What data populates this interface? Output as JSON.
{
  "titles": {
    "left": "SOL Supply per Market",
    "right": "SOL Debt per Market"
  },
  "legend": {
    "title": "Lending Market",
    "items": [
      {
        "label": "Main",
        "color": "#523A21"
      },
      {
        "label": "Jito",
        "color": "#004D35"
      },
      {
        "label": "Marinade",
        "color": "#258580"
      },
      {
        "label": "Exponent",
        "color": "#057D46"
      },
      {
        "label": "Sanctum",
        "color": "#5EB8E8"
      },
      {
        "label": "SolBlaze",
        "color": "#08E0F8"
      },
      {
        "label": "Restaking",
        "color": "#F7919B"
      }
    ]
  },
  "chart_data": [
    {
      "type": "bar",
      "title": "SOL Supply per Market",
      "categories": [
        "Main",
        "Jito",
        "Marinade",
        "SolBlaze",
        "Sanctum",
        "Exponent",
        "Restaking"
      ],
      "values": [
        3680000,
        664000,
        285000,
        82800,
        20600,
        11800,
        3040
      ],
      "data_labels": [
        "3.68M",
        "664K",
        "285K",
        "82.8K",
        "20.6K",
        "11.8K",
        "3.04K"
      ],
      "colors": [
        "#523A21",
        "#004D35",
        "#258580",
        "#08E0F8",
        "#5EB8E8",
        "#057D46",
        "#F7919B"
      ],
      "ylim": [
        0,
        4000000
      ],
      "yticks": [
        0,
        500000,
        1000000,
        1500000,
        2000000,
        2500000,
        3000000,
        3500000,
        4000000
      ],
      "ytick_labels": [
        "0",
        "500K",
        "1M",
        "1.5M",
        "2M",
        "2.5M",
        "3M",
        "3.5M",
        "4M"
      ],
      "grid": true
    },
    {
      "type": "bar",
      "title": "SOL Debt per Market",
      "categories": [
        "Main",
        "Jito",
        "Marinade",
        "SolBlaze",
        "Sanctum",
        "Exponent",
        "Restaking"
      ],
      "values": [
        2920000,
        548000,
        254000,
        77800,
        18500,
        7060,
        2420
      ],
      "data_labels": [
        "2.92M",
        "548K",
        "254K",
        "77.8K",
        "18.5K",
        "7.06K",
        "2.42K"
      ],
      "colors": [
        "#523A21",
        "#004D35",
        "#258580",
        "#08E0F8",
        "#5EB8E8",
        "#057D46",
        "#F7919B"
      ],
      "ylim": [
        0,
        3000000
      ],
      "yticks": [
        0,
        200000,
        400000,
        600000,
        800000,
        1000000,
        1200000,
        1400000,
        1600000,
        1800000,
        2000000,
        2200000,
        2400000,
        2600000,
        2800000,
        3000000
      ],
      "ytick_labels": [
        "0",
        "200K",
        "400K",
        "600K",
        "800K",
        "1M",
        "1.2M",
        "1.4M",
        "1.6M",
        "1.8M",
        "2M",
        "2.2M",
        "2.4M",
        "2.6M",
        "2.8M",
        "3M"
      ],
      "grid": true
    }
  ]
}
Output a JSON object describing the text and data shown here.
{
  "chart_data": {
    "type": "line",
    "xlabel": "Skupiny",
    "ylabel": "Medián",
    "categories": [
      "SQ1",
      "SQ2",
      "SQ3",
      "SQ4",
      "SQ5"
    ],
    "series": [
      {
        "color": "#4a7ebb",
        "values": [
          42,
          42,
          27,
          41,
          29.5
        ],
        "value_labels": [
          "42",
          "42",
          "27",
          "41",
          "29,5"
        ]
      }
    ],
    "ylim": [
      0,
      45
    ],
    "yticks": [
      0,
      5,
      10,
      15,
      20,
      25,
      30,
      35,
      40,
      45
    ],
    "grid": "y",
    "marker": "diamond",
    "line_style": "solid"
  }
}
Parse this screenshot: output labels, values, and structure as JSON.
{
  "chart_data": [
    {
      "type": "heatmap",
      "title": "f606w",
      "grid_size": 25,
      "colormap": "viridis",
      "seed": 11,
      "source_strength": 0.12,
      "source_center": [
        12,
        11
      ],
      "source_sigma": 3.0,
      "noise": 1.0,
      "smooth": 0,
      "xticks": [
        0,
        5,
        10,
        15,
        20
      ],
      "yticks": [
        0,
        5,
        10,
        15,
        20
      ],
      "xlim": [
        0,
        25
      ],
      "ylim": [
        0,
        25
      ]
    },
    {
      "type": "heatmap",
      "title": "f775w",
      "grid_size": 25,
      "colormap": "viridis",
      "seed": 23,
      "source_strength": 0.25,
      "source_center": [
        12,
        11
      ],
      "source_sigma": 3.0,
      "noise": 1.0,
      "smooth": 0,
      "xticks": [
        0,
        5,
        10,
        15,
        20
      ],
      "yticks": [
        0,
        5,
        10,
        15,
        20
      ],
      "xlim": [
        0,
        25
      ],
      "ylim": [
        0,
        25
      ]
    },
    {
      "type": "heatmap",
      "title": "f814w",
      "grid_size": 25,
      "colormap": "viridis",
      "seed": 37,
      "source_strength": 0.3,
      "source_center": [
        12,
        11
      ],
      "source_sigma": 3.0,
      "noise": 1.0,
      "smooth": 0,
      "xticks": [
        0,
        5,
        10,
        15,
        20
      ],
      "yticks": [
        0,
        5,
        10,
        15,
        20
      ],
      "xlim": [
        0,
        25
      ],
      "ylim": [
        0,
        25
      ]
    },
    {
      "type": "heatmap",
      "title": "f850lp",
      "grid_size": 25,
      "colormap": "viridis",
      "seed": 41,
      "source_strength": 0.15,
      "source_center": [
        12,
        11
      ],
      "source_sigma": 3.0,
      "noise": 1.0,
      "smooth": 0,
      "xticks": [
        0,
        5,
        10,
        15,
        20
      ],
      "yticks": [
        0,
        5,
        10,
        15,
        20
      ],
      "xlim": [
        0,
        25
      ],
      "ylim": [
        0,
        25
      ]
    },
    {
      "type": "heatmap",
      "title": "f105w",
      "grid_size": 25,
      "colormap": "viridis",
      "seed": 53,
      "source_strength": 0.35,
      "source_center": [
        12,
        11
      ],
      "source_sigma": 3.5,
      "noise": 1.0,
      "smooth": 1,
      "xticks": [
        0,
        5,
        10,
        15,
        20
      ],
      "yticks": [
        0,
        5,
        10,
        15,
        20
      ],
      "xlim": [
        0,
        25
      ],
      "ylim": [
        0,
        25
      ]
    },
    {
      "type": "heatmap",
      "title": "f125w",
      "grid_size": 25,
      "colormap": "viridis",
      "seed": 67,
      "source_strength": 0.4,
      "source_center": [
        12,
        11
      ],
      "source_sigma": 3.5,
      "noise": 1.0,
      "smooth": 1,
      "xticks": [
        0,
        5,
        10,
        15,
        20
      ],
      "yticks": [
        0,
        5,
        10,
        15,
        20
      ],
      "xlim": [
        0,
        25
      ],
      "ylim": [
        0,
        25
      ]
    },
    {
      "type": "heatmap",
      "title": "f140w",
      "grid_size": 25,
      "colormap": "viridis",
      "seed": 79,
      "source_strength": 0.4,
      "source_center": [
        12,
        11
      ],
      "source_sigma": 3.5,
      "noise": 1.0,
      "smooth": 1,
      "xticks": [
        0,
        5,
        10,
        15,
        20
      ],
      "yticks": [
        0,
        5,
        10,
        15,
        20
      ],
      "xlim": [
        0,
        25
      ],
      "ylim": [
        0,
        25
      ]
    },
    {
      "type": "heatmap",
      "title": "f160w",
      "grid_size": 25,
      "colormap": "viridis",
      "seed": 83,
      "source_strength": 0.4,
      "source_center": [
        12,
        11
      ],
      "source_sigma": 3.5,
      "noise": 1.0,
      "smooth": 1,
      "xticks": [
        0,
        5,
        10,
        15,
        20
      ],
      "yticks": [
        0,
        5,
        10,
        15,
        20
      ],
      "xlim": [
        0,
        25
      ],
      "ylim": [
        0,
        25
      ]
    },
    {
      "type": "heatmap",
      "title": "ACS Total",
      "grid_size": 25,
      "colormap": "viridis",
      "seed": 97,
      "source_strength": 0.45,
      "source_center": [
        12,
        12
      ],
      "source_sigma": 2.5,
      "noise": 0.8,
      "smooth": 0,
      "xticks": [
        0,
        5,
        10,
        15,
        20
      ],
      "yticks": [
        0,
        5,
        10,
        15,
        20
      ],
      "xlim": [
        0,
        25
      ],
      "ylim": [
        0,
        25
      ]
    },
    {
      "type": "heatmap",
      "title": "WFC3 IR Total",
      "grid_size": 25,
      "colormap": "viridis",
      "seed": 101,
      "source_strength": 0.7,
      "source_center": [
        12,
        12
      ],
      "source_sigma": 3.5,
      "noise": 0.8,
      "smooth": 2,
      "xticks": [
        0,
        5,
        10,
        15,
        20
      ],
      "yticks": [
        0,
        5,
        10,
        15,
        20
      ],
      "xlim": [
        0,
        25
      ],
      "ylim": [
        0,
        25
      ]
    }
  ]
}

══════

### Given request
Check each line above for "Debt" and return the ones that have it.

### Written answer
    "right": "SOL Debt per Market"
      "title": "SOL Debt per Market",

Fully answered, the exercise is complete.